→ **Description of the task**
Copy every line from the material below that holds "artist".

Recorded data
-- start --
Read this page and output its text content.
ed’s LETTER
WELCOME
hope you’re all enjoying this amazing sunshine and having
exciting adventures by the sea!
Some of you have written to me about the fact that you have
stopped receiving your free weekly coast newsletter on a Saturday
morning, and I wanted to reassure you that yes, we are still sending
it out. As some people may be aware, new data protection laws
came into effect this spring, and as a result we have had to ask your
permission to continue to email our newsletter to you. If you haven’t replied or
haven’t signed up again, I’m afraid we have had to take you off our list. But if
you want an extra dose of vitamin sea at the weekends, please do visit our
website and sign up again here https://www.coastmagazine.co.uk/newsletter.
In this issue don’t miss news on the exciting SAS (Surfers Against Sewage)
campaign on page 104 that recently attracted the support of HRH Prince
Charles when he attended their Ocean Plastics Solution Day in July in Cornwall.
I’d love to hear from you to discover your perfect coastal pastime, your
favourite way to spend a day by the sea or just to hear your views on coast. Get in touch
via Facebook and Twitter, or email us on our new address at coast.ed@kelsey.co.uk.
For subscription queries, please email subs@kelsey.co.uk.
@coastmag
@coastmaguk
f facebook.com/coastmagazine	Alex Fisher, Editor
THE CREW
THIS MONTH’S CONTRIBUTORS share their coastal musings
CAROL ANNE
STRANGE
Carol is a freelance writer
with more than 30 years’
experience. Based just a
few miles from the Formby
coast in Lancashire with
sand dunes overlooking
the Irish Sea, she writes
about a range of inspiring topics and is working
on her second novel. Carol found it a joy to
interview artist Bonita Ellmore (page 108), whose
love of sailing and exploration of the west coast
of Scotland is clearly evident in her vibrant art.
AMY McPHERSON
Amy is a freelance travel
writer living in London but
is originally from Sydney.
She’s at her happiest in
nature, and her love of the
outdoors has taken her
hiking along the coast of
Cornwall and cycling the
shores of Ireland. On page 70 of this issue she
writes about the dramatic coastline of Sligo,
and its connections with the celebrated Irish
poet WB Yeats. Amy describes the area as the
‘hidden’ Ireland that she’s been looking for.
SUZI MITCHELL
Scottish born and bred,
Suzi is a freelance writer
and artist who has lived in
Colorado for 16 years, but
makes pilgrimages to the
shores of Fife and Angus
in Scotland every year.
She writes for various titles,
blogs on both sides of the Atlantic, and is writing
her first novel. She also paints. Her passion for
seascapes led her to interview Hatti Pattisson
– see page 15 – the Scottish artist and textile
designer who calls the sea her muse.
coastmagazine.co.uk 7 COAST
-- end --
→ **Final result**
interview artist Bonita Ellmore (page 108), whose
and artist who has lived in
– see page 15 – the Scottish artist and textile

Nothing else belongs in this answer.